Keep only the lines of the listing that include the word "would", and copy them.

:: INPUT DATA ::

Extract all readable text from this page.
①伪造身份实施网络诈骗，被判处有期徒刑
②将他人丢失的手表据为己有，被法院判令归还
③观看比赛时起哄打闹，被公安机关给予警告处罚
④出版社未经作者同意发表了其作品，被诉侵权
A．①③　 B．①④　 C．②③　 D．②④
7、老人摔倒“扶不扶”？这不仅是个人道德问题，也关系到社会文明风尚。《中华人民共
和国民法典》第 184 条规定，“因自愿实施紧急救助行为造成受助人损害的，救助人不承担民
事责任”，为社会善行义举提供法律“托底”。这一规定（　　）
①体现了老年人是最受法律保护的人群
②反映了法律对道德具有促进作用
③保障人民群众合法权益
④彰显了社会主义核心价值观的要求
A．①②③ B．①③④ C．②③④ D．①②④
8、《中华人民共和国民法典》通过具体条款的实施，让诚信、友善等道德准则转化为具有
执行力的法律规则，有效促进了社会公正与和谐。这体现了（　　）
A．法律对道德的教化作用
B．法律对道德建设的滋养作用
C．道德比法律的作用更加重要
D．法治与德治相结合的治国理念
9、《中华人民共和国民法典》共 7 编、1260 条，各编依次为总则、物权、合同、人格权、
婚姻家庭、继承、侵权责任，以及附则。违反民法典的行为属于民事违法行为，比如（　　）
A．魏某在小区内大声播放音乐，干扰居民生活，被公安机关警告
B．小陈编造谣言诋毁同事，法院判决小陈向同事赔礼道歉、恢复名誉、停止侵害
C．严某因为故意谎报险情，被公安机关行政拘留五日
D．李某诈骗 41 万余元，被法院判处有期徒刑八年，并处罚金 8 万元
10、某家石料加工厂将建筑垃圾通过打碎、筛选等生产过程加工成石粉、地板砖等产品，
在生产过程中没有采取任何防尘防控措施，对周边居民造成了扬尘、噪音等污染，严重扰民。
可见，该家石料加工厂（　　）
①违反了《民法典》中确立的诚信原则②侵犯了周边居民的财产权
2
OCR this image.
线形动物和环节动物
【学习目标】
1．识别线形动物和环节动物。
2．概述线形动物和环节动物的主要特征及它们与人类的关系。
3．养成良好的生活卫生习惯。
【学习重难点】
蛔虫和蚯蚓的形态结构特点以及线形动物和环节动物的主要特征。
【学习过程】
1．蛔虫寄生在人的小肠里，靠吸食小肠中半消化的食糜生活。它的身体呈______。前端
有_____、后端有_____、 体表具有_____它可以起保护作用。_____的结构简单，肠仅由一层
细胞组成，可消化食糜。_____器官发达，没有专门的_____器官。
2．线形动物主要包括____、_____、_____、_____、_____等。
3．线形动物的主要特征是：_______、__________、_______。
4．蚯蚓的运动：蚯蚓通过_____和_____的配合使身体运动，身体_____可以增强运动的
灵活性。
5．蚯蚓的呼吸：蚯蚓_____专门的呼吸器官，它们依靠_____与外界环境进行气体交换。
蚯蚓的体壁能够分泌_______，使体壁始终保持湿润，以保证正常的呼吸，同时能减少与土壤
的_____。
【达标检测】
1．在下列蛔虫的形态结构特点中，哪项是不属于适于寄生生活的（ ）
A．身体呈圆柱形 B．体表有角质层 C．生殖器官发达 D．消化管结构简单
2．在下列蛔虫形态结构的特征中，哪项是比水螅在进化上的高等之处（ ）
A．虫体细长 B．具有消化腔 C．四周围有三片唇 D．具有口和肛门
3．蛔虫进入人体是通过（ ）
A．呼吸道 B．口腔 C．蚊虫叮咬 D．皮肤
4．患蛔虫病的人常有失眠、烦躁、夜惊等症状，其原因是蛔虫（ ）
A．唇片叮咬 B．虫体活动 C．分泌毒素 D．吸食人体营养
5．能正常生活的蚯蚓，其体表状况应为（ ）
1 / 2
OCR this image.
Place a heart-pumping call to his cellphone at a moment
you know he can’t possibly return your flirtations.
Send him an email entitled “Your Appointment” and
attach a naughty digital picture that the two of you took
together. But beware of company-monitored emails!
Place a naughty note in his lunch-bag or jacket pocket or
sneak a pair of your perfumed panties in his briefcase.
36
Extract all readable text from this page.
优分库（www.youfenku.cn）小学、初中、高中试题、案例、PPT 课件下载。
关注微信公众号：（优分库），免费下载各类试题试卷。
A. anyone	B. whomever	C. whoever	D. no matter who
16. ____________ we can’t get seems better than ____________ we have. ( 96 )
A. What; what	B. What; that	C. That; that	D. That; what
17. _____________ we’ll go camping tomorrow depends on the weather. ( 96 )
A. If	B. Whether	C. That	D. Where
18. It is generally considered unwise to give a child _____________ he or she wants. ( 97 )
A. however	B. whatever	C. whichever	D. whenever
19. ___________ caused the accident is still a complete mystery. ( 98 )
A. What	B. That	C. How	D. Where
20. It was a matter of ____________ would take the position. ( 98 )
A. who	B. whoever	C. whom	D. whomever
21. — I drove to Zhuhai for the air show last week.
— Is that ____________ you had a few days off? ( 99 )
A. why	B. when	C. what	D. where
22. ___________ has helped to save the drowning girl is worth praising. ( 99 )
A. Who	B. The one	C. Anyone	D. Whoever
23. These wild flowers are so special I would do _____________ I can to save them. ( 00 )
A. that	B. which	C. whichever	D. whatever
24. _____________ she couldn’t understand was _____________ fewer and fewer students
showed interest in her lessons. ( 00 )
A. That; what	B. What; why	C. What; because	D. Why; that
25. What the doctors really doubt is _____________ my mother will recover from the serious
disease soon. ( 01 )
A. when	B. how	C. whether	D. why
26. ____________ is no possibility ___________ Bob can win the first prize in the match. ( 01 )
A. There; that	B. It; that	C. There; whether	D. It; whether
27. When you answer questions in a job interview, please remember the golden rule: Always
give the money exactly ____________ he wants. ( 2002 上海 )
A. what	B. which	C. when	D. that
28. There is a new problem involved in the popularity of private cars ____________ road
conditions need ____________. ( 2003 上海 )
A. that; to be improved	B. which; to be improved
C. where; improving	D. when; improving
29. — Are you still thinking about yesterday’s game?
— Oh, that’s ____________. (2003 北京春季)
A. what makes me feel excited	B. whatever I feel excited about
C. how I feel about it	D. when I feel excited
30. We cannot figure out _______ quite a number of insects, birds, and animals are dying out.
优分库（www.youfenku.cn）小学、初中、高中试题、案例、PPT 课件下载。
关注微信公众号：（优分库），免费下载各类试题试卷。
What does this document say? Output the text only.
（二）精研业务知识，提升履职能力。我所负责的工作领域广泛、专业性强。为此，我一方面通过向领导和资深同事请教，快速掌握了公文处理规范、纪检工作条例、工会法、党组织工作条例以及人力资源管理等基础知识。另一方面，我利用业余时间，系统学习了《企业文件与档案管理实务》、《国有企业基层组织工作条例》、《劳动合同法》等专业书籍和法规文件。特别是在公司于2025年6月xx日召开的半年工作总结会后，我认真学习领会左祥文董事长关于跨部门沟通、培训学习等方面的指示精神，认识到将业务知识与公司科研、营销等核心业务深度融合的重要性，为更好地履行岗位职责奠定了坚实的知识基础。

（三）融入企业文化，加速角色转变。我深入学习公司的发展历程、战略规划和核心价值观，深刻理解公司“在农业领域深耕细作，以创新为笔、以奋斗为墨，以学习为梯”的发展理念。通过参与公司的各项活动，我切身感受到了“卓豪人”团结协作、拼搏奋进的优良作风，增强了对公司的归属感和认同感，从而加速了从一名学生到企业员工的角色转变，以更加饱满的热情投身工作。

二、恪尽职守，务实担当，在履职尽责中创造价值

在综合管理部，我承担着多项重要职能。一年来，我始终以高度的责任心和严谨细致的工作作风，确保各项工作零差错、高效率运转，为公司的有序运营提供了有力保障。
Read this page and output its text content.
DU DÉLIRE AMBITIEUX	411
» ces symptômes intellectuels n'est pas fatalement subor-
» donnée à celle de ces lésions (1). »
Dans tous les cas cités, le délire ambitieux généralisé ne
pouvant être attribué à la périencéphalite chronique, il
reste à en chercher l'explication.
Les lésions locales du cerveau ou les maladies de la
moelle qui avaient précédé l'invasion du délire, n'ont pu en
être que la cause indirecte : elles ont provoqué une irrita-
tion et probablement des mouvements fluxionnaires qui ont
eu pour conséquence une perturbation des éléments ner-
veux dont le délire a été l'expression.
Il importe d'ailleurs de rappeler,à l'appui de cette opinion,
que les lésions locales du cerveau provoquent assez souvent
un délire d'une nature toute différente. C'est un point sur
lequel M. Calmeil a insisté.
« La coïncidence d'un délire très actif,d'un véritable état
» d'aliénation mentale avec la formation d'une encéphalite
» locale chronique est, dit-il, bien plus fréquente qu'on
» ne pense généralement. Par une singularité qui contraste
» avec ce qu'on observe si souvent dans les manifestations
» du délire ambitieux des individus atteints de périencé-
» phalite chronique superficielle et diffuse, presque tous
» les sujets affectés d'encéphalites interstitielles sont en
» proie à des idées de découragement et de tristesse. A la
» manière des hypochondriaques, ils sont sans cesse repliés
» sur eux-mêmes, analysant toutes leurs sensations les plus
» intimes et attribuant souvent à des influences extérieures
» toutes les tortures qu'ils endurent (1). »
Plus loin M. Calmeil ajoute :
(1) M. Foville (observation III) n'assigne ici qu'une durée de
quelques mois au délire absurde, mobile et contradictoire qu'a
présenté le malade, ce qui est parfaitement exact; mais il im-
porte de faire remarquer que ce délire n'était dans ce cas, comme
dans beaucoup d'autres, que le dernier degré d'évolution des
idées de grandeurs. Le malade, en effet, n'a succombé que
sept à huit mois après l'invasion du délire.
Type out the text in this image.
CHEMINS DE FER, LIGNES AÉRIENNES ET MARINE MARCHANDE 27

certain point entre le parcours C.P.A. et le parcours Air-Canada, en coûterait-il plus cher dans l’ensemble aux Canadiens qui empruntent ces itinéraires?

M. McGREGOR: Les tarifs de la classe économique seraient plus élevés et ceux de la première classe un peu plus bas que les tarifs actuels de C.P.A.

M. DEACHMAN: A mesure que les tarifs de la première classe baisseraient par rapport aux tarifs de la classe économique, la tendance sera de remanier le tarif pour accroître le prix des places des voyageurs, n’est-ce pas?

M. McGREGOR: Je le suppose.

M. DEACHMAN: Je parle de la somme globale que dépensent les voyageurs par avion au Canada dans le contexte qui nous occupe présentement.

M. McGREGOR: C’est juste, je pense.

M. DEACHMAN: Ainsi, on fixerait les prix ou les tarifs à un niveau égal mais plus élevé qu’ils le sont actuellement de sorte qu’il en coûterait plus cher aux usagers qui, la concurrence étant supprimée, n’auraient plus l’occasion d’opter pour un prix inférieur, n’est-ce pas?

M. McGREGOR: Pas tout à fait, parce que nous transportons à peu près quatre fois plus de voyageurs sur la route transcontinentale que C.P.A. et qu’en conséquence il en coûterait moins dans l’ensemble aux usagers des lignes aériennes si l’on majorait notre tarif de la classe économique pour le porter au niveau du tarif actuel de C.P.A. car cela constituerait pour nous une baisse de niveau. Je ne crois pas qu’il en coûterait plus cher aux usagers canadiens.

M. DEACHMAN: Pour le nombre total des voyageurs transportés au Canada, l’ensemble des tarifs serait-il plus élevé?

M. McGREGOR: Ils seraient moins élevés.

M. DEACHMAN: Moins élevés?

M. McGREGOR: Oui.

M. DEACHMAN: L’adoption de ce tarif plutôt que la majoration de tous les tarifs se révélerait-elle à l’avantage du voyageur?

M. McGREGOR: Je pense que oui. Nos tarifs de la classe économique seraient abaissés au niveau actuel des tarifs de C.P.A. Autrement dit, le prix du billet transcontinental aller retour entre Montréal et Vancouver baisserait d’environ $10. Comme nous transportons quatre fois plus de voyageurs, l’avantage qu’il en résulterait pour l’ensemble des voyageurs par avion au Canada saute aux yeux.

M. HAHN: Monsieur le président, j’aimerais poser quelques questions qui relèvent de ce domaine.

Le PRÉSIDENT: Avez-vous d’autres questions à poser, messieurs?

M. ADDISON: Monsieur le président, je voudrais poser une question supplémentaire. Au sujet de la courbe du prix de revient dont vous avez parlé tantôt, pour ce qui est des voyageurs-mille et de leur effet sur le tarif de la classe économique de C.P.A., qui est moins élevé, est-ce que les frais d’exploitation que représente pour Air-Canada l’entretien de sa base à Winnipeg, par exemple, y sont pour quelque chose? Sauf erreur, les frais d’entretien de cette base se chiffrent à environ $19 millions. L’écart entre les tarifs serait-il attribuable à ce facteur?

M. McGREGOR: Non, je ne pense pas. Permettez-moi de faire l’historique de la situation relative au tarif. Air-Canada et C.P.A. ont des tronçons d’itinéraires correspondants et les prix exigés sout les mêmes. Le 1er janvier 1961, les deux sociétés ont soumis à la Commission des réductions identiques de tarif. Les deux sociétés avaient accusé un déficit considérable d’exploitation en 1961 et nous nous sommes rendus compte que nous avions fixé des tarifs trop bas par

:::

## TASK ANSWER:
20. It was a matter of ____________ would take the position. ( 98 )
23. These wild flowers are so special I would do _____________ I can to save them. ( 00 )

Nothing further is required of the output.